▶ Records shown:
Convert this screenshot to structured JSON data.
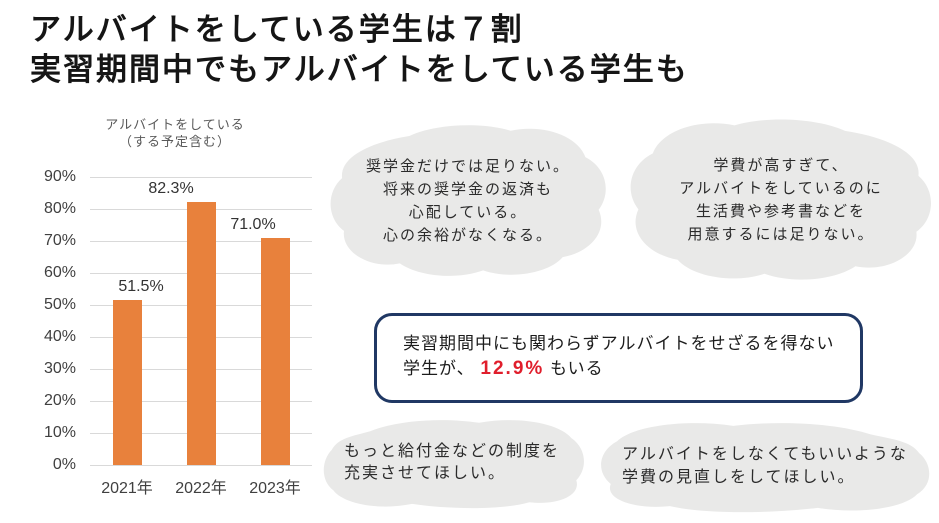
{
  "title": {
    "line1": "アルバイトをしている学生は７割",
    "line2": "実習期間中でもアルバイトをしている学生も"
  },
  "chart_data": {
    "type": "bar",
    "title": "アルバイトをしている（する予定含む）",
    "title_line1": "アルバイトをしている",
    "title_line2": "（する予定含む）",
    "categories": [
      "2021年",
      "2022年",
      "2023年"
    ],
    "values": [
      51.5,
      82.3,
      71.0
    ],
    "labels": [
      "51.5%",
      "82.3%",
      "71.0%"
    ],
    "xlabel": "",
    "ylabel": "",
    "ylim": [
      0,
      90
    ],
    "ytick_step": 10,
    "ytick_suffix": "%",
    "grid": true,
    "legend": "none",
    "bar_color": "#E8813C"
  },
  "bubbles": [
    {
      "id": "scholarship",
      "lines": [
        "奨学金だけでは足りない。",
        "将来の奨学金の返済も",
        "心配している。",
        "心の余裕がなくなる。"
      ]
    },
    {
      "id": "tuition-high",
      "lines": [
        "学費が高すぎて、",
        "アルバイトをしているのに",
        "生活費や参考書などを",
        "用意するには足りない。"
      ]
    },
    {
      "id": "benefits",
      "lines": [
        "もっと給付金などの制度を",
        "充実させてほしい。"
      ]
    },
    {
      "id": "tuition-review",
      "lines": [
        "アルバイトをしなくてもいいような",
        "学費の見直しをしてほしい。"
      ]
    }
  ],
  "callout": {
    "line1": "実習期間中にも関わらずアルバイトをせざるを得ない",
    "line2_prefix": "学生が、",
    "highlight": "12.9%",
    "line2_suffix": "もいる",
    "highlight_color": "#E01E2C",
    "border_color": "#203864"
  },
  "colors": {
    "bar": "#E8813C",
    "cloud": "#E9E9E8",
    "grid": "#D9D9D9"
  }
}
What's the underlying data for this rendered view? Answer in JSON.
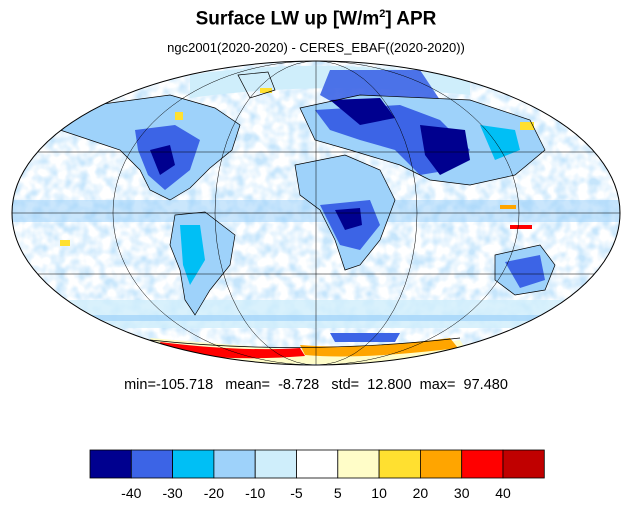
{
  "title": {
    "main": "Surface LW up [W/m",
    "superscript": "2",
    "suffix": "]  APR"
  },
  "subtitle": "ngc2001(2020-2020) - CERES_EBAF((2020-2020))",
  "stats": {
    "min_label": "min=",
    "min": "-105.718",
    "mean_label": "mean=",
    "mean": "-8.728",
    "std_label": "std=",
    "std": "12.800",
    "max_label": "max=",
    "max": "97.480"
  },
  "map": {
    "projection": "mollweide",
    "center_longitude": 0,
    "graticule_longitudes": [
      -120,
      -60,
      0,
      60,
      120
    ],
    "graticule_latitudes": [
      -60,
      -30,
      0,
      30,
      60
    ]
  },
  "colorbar": {
    "ticks": [
      "-40",
      "-30",
      "-20",
      "-10",
      "-5",
      "5",
      "10",
      "20",
      "30",
      "40"
    ],
    "colors": [
      "#00008f",
      "#3c64e6",
      "#00bff5",
      "#9ed2fa",
      "#cfeefb",
      "#ffffff",
      "#fffdc8",
      "#ffe030",
      "#ffa500",
      "#ff0000",
      "#c00000"
    ]
  }
}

▶ Written problem: Reproduce the material word for word, minus the images.

▶ Written answer:
Convert this screenshot to structured JSON data.
{
  "title": {
    "line1": "アルバイトをしている学生は７割",
    "line2": "実習期間中でもアルバイトをしている学生も"
  },
  "chart_data": {
    "type": "bar",
    "title": "アルバイトをしている（する予定含む）",
    "title_line1": "アルバイトをしている",
    "title_line2": "（する予定含む）",
    "categories": [
      "2021年",
      "2022年",
      "2023年"
    ],
    "values": [
      51.5,
      82.3,
      71.0
    ],
    "labels": [
      "51.5%",
      "82.3%",
      "71.0%"
    ],
    "xlabel": "",
    "ylabel": "",
    "ylim": [
      0,
      90
    ],
    "ytick_step": 10,
    "ytick_suffix": "%",
    "grid": true,
    "legend": "none",
    "bar_color": "#E8813C"
  },
  "bubbles": [
    {
      "id": "scholarship",
      "lines": [
        "奨学金だけでは足りない。",
        "将来の奨学金の返済も",
        "心配している。",
        "心の余裕がなくなる。"
      ]
    },
    {
      "id": "tuition-high",
      "lines": [
        "学費が高すぎて、",
        "アルバイトをしているのに",
        "生活費や参考書などを",
        "用意するには足りない。"
      ]
    },
    {
      "id": "benefits",
      "lines": [
        "もっと給付金などの制度を",
        "充実させてほしい。"
      ]
    },
    {
      "id": "tuition-review",
      "lines": [
        "アルバイトをしなくてもいいような",
        "学費の見直しをしてほしい。"
      ]
    }
  ],
  "callout": {
    "line1": "実習期間中にも関わらずアルバイトをせざるを得ない",
    "line2_prefix": "学生が、",
    "highlight": "12.9%",
    "line2_suffix": "もいる",
    "highlight_color": "#E01E2C",
    "border_color": "#203864"
  },
  "colors": {
    "bar": "#E8813C",
    "cloud": "#E9E9E8",
    "grid": "#D9D9D9"
  }
}
What's the underlying data for this rendered view? Answer in JSON.
{
  "title": {
    "main": "Surface LW up [W/m",
    "superscript": "2",
    "suffix": "]  APR"
  },
  "subtitle": "ngc2001(2020-2020) - CERES_EBAF((2020-2020))",
  "stats": {
    "min_label": "min=",
    "min": "-105.718",
    "mean_label": "mean=",
    "mean": "-8.728",
    "std_label": "std=",
    "std": "12.800",
    "max_label": "max=",
    "max": "97.480"
  },
  "map": {
    "projection": "mollweide",
    "center_longitude": 0,
    "graticule_longitudes": [
      -120,
      -60,
      0,
      60,
      120
    ],
    "graticule_latitudes": [
      -60,
      -30,
      0,
      30,
      60
    ]
  },
  "colorbar": {
    "ticks": [
      "-40",
      "-30",
      "-20",
      "-10",
      "-5",
      "5",
      "10",
      "20",
      "30",
      "40"
    ],
    "colors": [
      "#00008f",
      "#3c64e6",
      "#00bff5",
      "#9ed2fa",
      "#cfeefb",
      "#ffffff",
      "#fffdc8",
      "#ffe030",
      "#ffa500",
      "#ff0000",
      "#c00000"
    ]
  }
}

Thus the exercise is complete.